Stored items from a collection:
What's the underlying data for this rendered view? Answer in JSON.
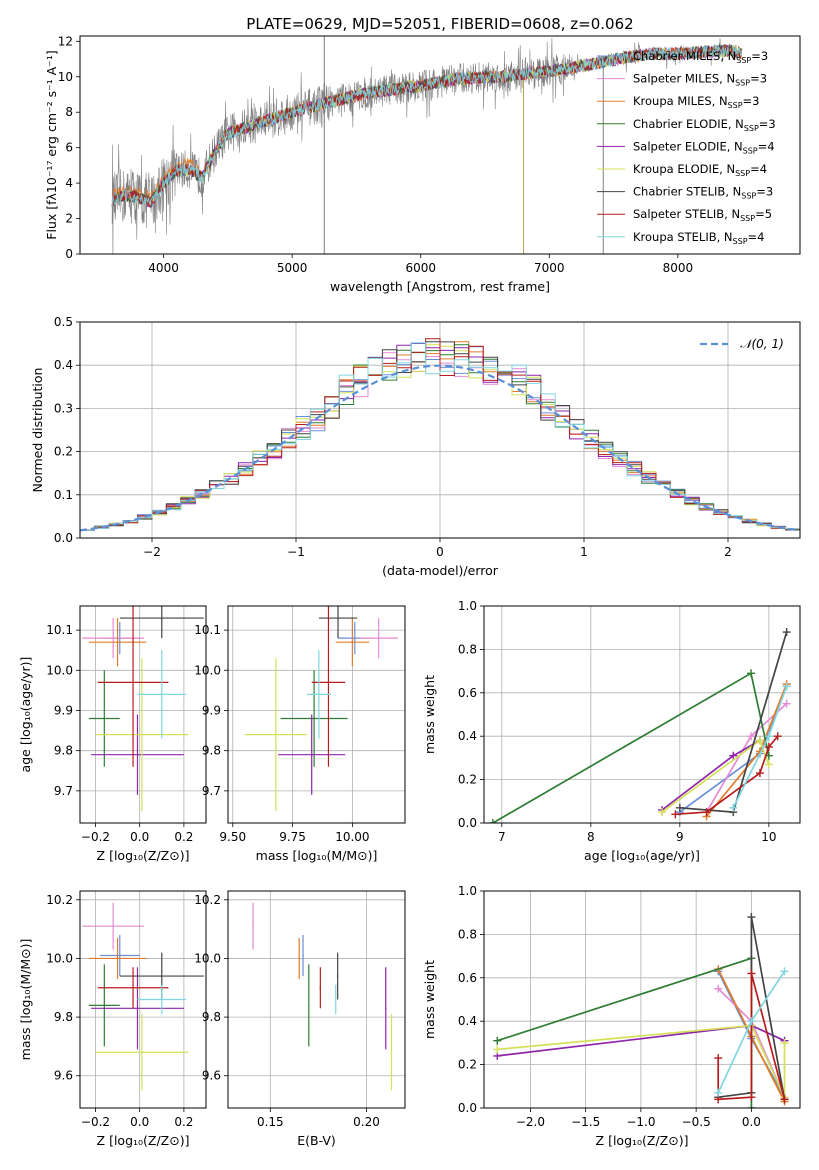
{
  "title": "PLATE=0629, MJD=52051, FIBERID=0608, z=0.062",
  "colors": {
    "chabrier_miles": "#6a8fd8",
    "salpeter_miles": "#e58ad6",
    "kroupa_miles": "#e07b2a",
    "chabrier_elodie": "#2e7d32",
    "salpeter_elodie": "#8e24aa",
    "kroupa_elodie": "#d4e157",
    "chabrier_stelib": "#444444",
    "salpeter_stelib": "#b71c1c",
    "kroupa_stelib": "#7fd6e0",
    "data": "#808080",
    "gaussian": "#5b8fd8",
    "grid": "#b0b0b0"
  },
  "chart_data": [
    {
      "id": "spectrum",
      "type": "line",
      "xlabel": "wavelength [Angstrom, rest frame]",
      "ylabel": "Flux [fλ10⁻¹⁷ erg cm⁻² s⁻¹ A⁻¹]",
      "xlim": [
        3350,
        8950
      ],
      "ylim": [
        0,
        12.3
      ],
      "xticks": [
        "4000",
        "5000",
        "6000",
        "7000",
        "8000"
      ],
      "yticks": [
        "0",
        "2",
        "4",
        "6",
        "8",
        "10",
        "12"
      ],
      "legend_position": "top-right",
      "grid": false,
      "legend": [
        {
          "label": "Chabrier MILES, N",
          "sub": "SSP",
          "tail": "=3",
          "color_key": "chabrier_miles"
        },
        {
          "label": "Salpeter MILES, N",
          "sub": "SSP",
          "tail": "=3",
          "color_key": "salpeter_miles"
        },
        {
          "label": "Kroupa MILES, N",
          "sub": "SSP",
          "tail": "=3",
          "color_key": "kroupa_miles"
        },
        {
          "label": "Chabrier ELODIE, N",
          "sub": "SSP",
          "tail": "=3",
          "color_key": "chabrier_elodie"
        },
        {
          "label": "Salpeter ELODIE, N",
          "sub": "SSP",
          "tail": "=4",
          "color_key": "salpeter_elodie"
        },
        {
          "label": "Kroupa ELODIE, N",
          "sub": "SSP",
          "tail": "=4",
          "color_key": "kroupa_elodie"
        },
        {
          "label": "Chabrier STELIB, N",
          "sub": "SSP",
          "tail": "=3",
          "color_key": "chabrier_stelib"
        },
        {
          "label": "Salpeter STELIB, N",
          "sub": "SSP",
          "tail": "=5",
          "color_key": "salpeter_stelib"
        },
        {
          "label": "Kroupa STELIB, N",
          "sub": "SSP",
          "tail": "=4",
          "color_key": "kroupa_stelib"
        }
      ],
      "continuum": {
        "x": [
          3600,
          3700,
          3800,
          3900,
          4000,
          4100,
          4200,
          4300,
          4400,
          4500,
          4700,
          5000,
          5300,
          5600,
          6000,
          6300,
          6600,
          7000,
          7400,
          7600,
          7800,
          8000,
          8200,
          8400,
          8500
        ],
        "y": [
          3.0,
          3.3,
          3.2,
          2.9,
          4.0,
          4.7,
          4.8,
          4.3,
          5.8,
          6.8,
          7.3,
          8.0,
          8.6,
          9.1,
          9.5,
          9.9,
          10.0,
          10.3,
          10.8,
          11.1,
          11.3,
          11.3,
          11.4,
          11.5,
          11.3
        ]
      }
    },
    {
      "id": "residuals",
      "type": "bar",
      "xlabel": "(data-model)/error",
      "ylabel": "Normed distribution",
      "xlim": [
        -2.5,
        2.5
      ],
      "ylim": [
        0,
        0.5
      ],
      "xticks": [
        "−2",
        "−1",
        "0",
        "1",
        "2"
      ],
      "yticks": [
        "0.0",
        "0.1",
        "0.2",
        "0.3",
        "0.4",
        "0.5"
      ],
      "grid": true,
      "bin_width": 0.1,
      "legend_position": "top-right",
      "gaussian_label": "𝒩(0, 1)"
    },
    {
      "id": "age-vs-z",
      "type": "scatter",
      "xlabel": "Z [log₁₀(Z/Z⊙)]",
      "ylabel": "age  [log₁₀(age/yr)]",
      "xlim": [
        -0.27,
        0.3
      ],
      "ylim": [
        9.62,
        10.16
      ],
      "xticks": [
        "−0.2",
        "0.0",
        "0.2"
      ],
      "yticks": [
        "9.7",
        "9.8",
        "9.9",
        "10.0",
        "10.1"
      ],
      "grid": true,
      "points": [
        {
          "x": -0.09,
          "y": 10.08,
          "ex": 0.09,
          "ey": 0.04,
          "color_key": "chabrier_miles"
        },
        {
          "x": -0.12,
          "y": 10.08,
          "ex": 0.14,
          "ey": 0.05,
          "color_key": "salpeter_miles"
        },
        {
          "x": -0.1,
          "y": 10.07,
          "ex": 0.13,
          "ey": 0.06,
          "color_key": "kroupa_miles"
        },
        {
          "x": -0.16,
          "y": 9.88,
          "ex": 0.07,
          "ey": 0.12,
          "color_key": "chabrier_elodie"
        },
        {
          "x": -0.01,
          "y": 9.79,
          "ex": 0.21,
          "ey": 0.1,
          "color_key": "salpeter_elodie"
        },
        {
          "x": 0.01,
          "y": 9.84,
          "ex": 0.21,
          "ey": 0.19,
          "color_key": "kroupa_elodie"
        },
        {
          "x": 0.1,
          "y": 10.13,
          "ex": 0.19,
          "ey": 0.05,
          "color_key": "chabrier_stelib"
        },
        {
          "x": -0.03,
          "y": 9.97,
          "ex": 0.16,
          "ey": 0.21,
          "color_key": "salpeter_stelib"
        },
        {
          "x": 0.1,
          "y": 9.94,
          "ex": 0.11,
          "ey": 0.11,
          "color_key": "kroupa_stelib"
        }
      ]
    },
    {
      "id": "age-vs-mass",
      "type": "scatter",
      "xlabel": "mass [log₁₀(M/M⊙)]",
      "ylabel": "",
      "xlim": [
        9.48,
        10.22
      ],
      "ylim": [
        9.62,
        10.16
      ],
      "xticks": [
        "9.50",
        "9.75",
        "10.00"
      ],
      "yticks": [
        "9.7",
        "9.8",
        "9.9",
        "10.0",
        "10.1"
      ],
      "grid": true,
      "points": [
        {
          "x": 10.01,
          "y": 10.08,
          "ex": 0.07,
          "ey": 0.04,
          "color_key": "chabrier_miles"
        },
        {
          "x": 10.11,
          "y": 10.08,
          "ex": 0.08,
          "ey": 0.05,
          "color_key": "salpeter_miles"
        },
        {
          "x": 10.0,
          "y": 10.07,
          "ex": 0.07,
          "ey": 0.06,
          "color_key": "kroupa_miles"
        },
        {
          "x": 9.84,
          "y": 9.88,
          "ex": 0.14,
          "ey": 0.12,
          "color_key": "chabrier_elodie"
        },
        {
          "x": 9.83,
          "y": 9.79,
          "ex": 0.14,
          "ey": 0.1,
          "color_key": "salpeter_elodie"
        },
        {
          "x": 9.68,
          "y": 9.84,
          "ex": 0.13,
          "ey": 0.19,
          "color_key": "kroupa_elodie"
        },
        {
          "x": 9.94,
          "y": 10.13,
          "ex": 0.08,
          "ey": 0.05,
          "color_key": "chabrier_stelib"
        },
        {
          "x": 9.9,
          "y": 9.97,
          "ex": 0.07,
          "ey": 0.21,
          "color_key": "salpeter_stelib"
        },
        {
          "x": 9.86,
          "y": 9.94,
          "ex": 0.05,
          "ey": 0.11,
          "color_key": "kroupa_stelib"
        }
      ]
    },
    {
      "id": "weight-vs-age",
      "type": "line",
      "xlabel": "age  [log₁₀(age/yr)]",
      "ylabel": "mass weight",
      "xlim": [
        6.8,
        10.35
      ],
      "ylim": [
        0,
        1.0
      ],
      "xticks": [
        "7",
        "8",
        "9",
        "10"
      ],
      "yticks": [
        "0.0",
        "0.2",
        "0.4",
        "0.6",
        "0.8",
        "1.0"
      ],
      "grid": true,
      "series": [
        {
          "color_key": "chabrier_miles",
          "x": [
            9.0,
            9.9,
            10.2
          ],
          "y": [
            0.05,
            0.32,
            0.63
          ]
        },
        {
          "color_key": "salpeter_miles",
          "x": [
            9.3,
            9.8,
            10.2
          ],
          "y": [
            0.05,
            0.4,
            0.55
          ]
        },
        {
          "color_key": "kroupa_miles",
          "x": [
            9.3,
            9.9,
            10.2
          ],
          "y": [
            0.03,
            0.33,
            0.64
          ]
        },
        {
          "color_key": "chabrier_elodie",
          "x": [
            6.9,
            9.8,
            10.0
          ],
          "y": [
            0.0,
            0.69,
            0.31
          ]
        },
        {
          "color_key": "salpeter_elodie",
          "x": [
            8.8,
            9.6,
            9.9
          ],
          "y": [
            0.06,
            0.31,
            0.38
          ]
        },
        {
          "color_key": "kroupa_elodie",
          "x": [
            8.8,
            9.9,
            10.0
          ],
          "y": [
            0.05,
            0.38,
            0.27
          ]
        },
        {
          "color_key": "chabrier_stelib",
          "x": [
            9.0,
            9.6,
            10.2
          ],
          "y": [
            0.07,
            0.05,
            0.88
          ]
        },
        {
          "color_key": "salpeter_stelib",
          "x": [
            8.95,
            9.3,
            9.9,
            10.0,
            10.1
          ],
          "y": [
            0.04,
            0.05,
            0.23,
            0.35,
            0.4
          ]
        },
        {
          "color_key": "kroupa_stelib",
          "x": [
            9.6,
            10.0,
            10.2
          ],
          "y": [
            0.07,
            0.4,
            0.63
          ]
        }
      ]
    },
    {
      "id": "mass-vs-z",
      "type": "scatter",
      "xlabel": "Z [log₁₀(Z/Z⊙)]",
      "ylabel": "mass [log₁₀(M/M⊙)]",
      "xlim": [
        -0.27,
        0.3
      ],
      "ylim": [
        9.49,
        10.23
      ],
      "xticks": [
        "−0.2",
        "0.0",
        "0.2"
      ],
      "yticks": [
        "9.6",
        "9.8",
        "10.0",
        "10.2"
      ],
      "grid": true,
      "points": [
        {
          "x": -0.09,
          "y": 10.01,
          "ex": 0.09,
          "ey": 0.07,
          "color_key": "chabrier_miles"
        },
        {
          "x": -0.12,
          "y": 10.11,
          "ex": 0.14,
          "ey": 0.08,
          "color_key": "salpeter_miles"
        },
        {
          "x": -0.1,
          "y": 10.0,
          "ex": 0.13,
          "ey": 0.07,
          "color_key": "kroupa_miles"
        },
        {
          "x": -0.16,
          "y": 9.84,
          "ex": 0.07,
          "ey": 0.14,
          "color_key": "chabrier_elodie"
        },
        {
          "x": -0.01,
          "y": 9.83,
          "ex": 0.21,
          "ey": 0.14,
          "color_key": "salpeter_elodie"
        },
        {
          "x": 0.01,
          "y": 9.68,
          "ex": 0.21,
          "ey": 0.13,
          "color_key": "kroupa_elodie"
        },
        {
          "x": 0.1,
          "y": 9.94,
          "ex": 0.19,
          "ey": 0.08,
          "color_key": "chabrier_stelib"
        },
        {
          "x": -0.03,
          "y": 9.9,
          "ex": 0.16,
          "ey": 0.07,
          "color_key": "salpeter_stelib"
        },
        {
          "x": 0.1,
          "y": 9.86,
          "ex": 0.11,
          "ey": 0.05,
          "color_key": "kroupa_stelib"
        }
      ]
    },
    {
      "id": "mass-vs-ebv",
      "type": "scatter",
      "xlabel": "E(B-V)",
      "ylabel": "",
      "xlim": [
        0.128,
        0.22
      ],
      "ylim": [
        9.49,
        10.23
      ],
      "xticks": [
        "0.15",
        "0.20"
      ],
      "yticks": [
        "9.6",
        "9.8",
        "10.0",
        "10.2"
      ],
      "grid": true,
      "points": [
        {
          "x": 0.167,
          "y": 10.01,
          "ex": 0.0,
          "ey": 0.07,
          "color_key": "chabrier_miles"
        },
        {
          "x": 0.141,
          "y": 10.11,
          "ex": 0.0,
          "ey": 0.08,
          "color_key": "salpeter_miles"
        },
        {
          "x": 0.165,
          "y": 10.0,
          "ex": 0.0,
          "ey": 0.07,
          "color_key": "kroupa_miles"
        },
        {
          "x": 0.17,
          "y": 9.84,
          "ex": 0.0,
          "ey": 0.14,
          "color_key": "chabrier_elodie"
        },
        {
          "x": 0.21,
          "y": 9.83,
          "ex": 0.0,
          "ey": 0.14,
          "color_key": "salpeter_elodie"
        },
        {
          "x": 0.213,
          "y": 9.68,
          "ex": 0.0,
          "ey": 0.13,
          "color_key": "kroupa_elodie"
        },
        {
          "x": 0.185,
          "y": 9.94,
          "ex": 0.0,
          "ey": 0.08,
          "color_key": "chabrier_stelib"
        },
        {
          "x": 0.176,
          "y": 9.9,
          "ex": 0.0,
          "ey": 0.07,
          "color_key": "salpeter_stelib"
        },
        {
          "x": 0.184,
          "y": 9.86,
          "ex": 0.0,
          "ey": 0.05,
          "color_key": "kroupa_stelib"
        }
      ]
    },
    {
      "id": "weight-vs-z",
      "type": "line",
      "xlabel": "Z [log₁₀(Z/Z⊙)]",
      "ylabel": "mass weight",
      "xlim": [
        -2.42,
        0.44
      ],
      "ylim": [
        0,
        1.0
      ],
      "xticks": [
        "−2.0",
        "−1.5",
        "−1.0",
        "−0.5",
        "0.0"
      ],
      "yticks": [
        "0.0",
        "0.2",
        "0.4",
        "0.6",
        "0.8",
        "1.0"
      ],
      "grid": true,
      "series": [
        {
          "color_key": "chabrier_miles",
          "x": [
            -0.3,
            0.0,
            0.3
          ],
          "y": [
            0.63,
            0.32,
            0.05
          ]
        },
        {
          "color_key": "salpeter_miles",
          "x": [
            -0.3,
            0.0,
            0.3
          ],
          "y": [
            0.55,
            0.4,
            0.05
          ]
        },
        {
          "color_key": "kroupa_miles",
          "x": [
            -0.3,
            0.0,
            0.3
          ],
          "y": [
            0.64,
            0.33,
            0.03
          ]
        },
        {
          "color_key": "chabrier_elodie",
          "x": [
            -2.3,
            0.0,
            0.0
          ],
          "y": [
            0.31,
            0.69,
            0.0
          ]
        },
        {
          "color_key": "salpeter_elodie",
          "x": [
            -2.3,
            0.0,
            0.3
          ],
          "y": [
            0.24,
            0.38,
            0.31
          ]
        },
        {
          "color_key": "kroupa_elodie",
          "x": [
            -2.3,
            0.0,
            0.3,
            0.3
          ],
          "y": [
            0.27,
            0.38,
            0.05,
            0.3
          ]
        },
        {
          "color_key": "chabrier_stelib",
          "x": [
            -0.3,
            0.0,
            0.0,
            0.3
          ],
          "y": [
            0.05,
            0.07,
            0.88,
            0.04
          ]
        },
        {
          "color_key": "salpeter_stelib",
          "x": [
            -0.3,
            -0.3,
            0.0,
            0.0,
            0.3
          ],
          "y": [
            0.23,
            0.04,
            0.05,
            0.62,
            0.04
          ]
        },
        {
          "color_key": "kroupa_stelib",
          "x": [
            -0.3,
            0.0,
            0.3
          ],
          "y": [
            0.07,
            0.4,
            0.63
          ]
        }
      ]
    }
  ]
}
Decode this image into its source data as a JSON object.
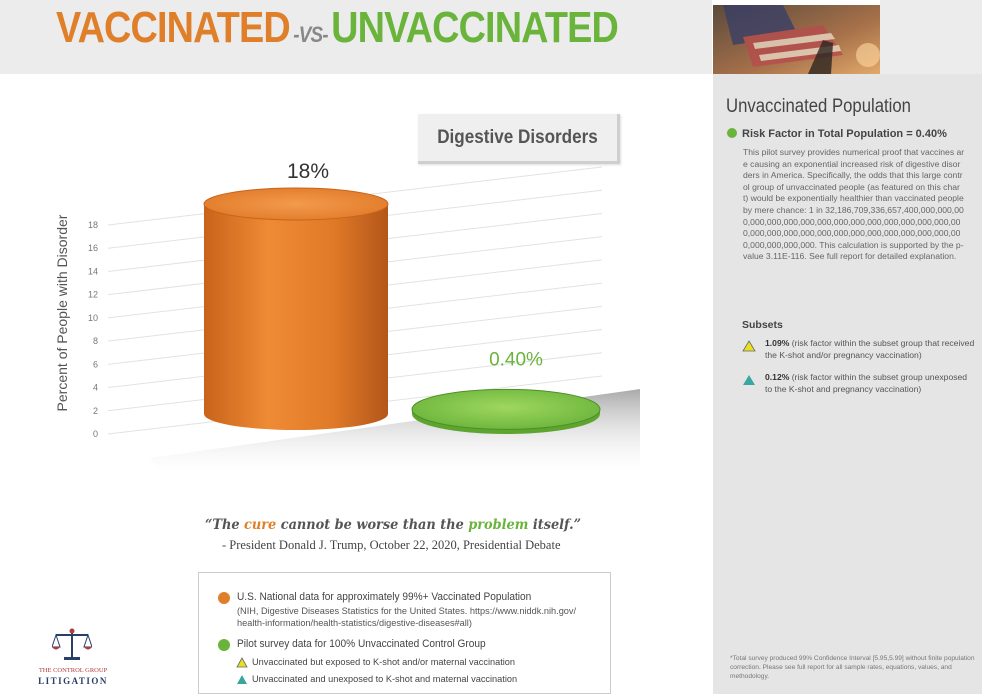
{
  "header": {
    "title_vaccinated": "VACCINATED",
    "title_vs": "-VS-",
    "title_unvaccinated": "UNVACCINATED"
  },
  "colors": {
    "vaccinated": "#e07f2a",
    "unvaccinated": "#6ab43b",
    "subset_yellow": "#e8e020",
    "subset_teal": "#3aa6a0"
  },
  "chart_data": {
    "type": "bar",
    "title": "Digestive Disorders",
    "ylabel": "Percent of People with Disorder",
    "xlabel": "",
    "ylim": [
      0,
      18
    ],
    "yticks": [
      0,
      2,
      4,
      6,
      8,
      10,
      12,
      14,
      16,
      18
    ],
    "categories": [
      "Vaccinated",
      "Unvaccinated"
    ],
    "values": [
      18,
      0.4
    ],
    "data_labels": [
      "18%",
      "0.40%"
    ],
    "grid": true
  },
  "quote": {
    "open": "“The ",
    "cure": "cure",
    "mid": " cannot be worse than the ",
    "problem": "problem",
    "close": " itself.”",
    "attribution": "- President Donald J. Trump, October 22, 2020, Presidential Debate"
  },
  "legend": {
    "vaccinated_label": "U.S. National data for approximately 99%+ Vaccinated Population",
    "vaccinated_source_line1": "(NIH, Digestive Diseases Statistics for the United States. https://www.niddk.nih.gov/",
    "vaccinated_source_line2": "health-information/health-statistics/digestive-diseases#all)",
    "unvaccinated_label": "Pilot survey data for 100% Unvaccinated Control Group",
    "subset1_label": "Unvaccinated but exposed to K-shot and/or maternal vaccination",
    "subset2_label": "Unvaccinated and unexposed to K-shot and maternal vaccination"
  },
  "logo": {
    "line1": "THE CONTROL GROUP",
    "line2": "LITIGATION"
  },
  "sidebar": {
    "title": "Unvaccinated Population",
    "risk_factor": "Risk Factor in Total Population = 0.40%",
    "body": "This pilot survey provides numerical proof that vaccines are causing an exponential increased risk of digestive disorders in America. Specifically, the odds that this large control group of unvaccinated people (as featured on this chart) would be exponentially healthier than vaccinated people by mere chance: 1 in 32,186,709,336,657,400,000,000,000,000,000,000,000,000,000,000,000,000,000,000,000,000,000,000,000,000,000,000,000,000,000,000,000,000,000,000,000,000,000. This calculation is supported by the p-value 3.11E-116. See full report for detailed explanation.",
    "subsets_heading": "Subsets",
    "subset1_value": "1.09%",
    "subset1_text": " (risk factor within the subset group that received the K-shot and/or pregnancy vaccination)",
    "subset2_value": "0.12%",
    "subset2_text": " (risk factor within the subset group unexposed to the K-shot and pregnancy vaccination)",
    "footnote": "*Total survey produced 99% Confidence Interval [5.95,5.99] without finite population correction. Please see full report for all sample rates, equations, values, and methodology."
  }
}
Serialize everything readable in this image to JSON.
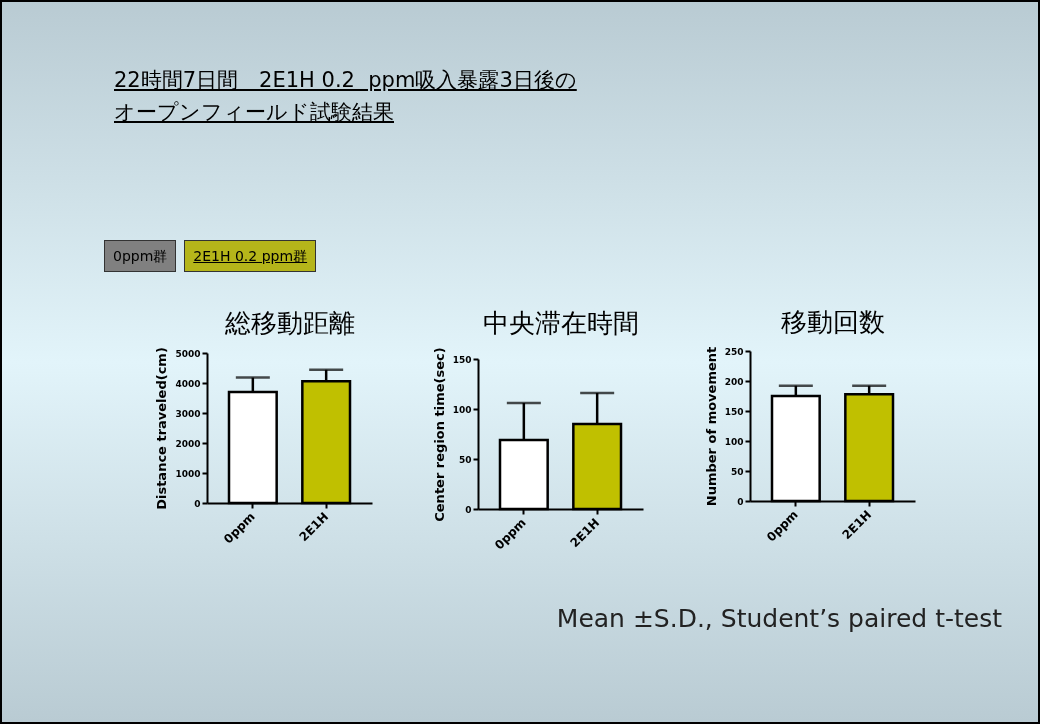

# AIM:
Extract lines where the string "values" occurs.

# FINAL ANSWER:
    "values": [
    "footnote": "*Total survey produced 99% Confidence Interval [5.95,5.99] without finite population correction. Please see full report for all sample rates, equations, values, and methodology."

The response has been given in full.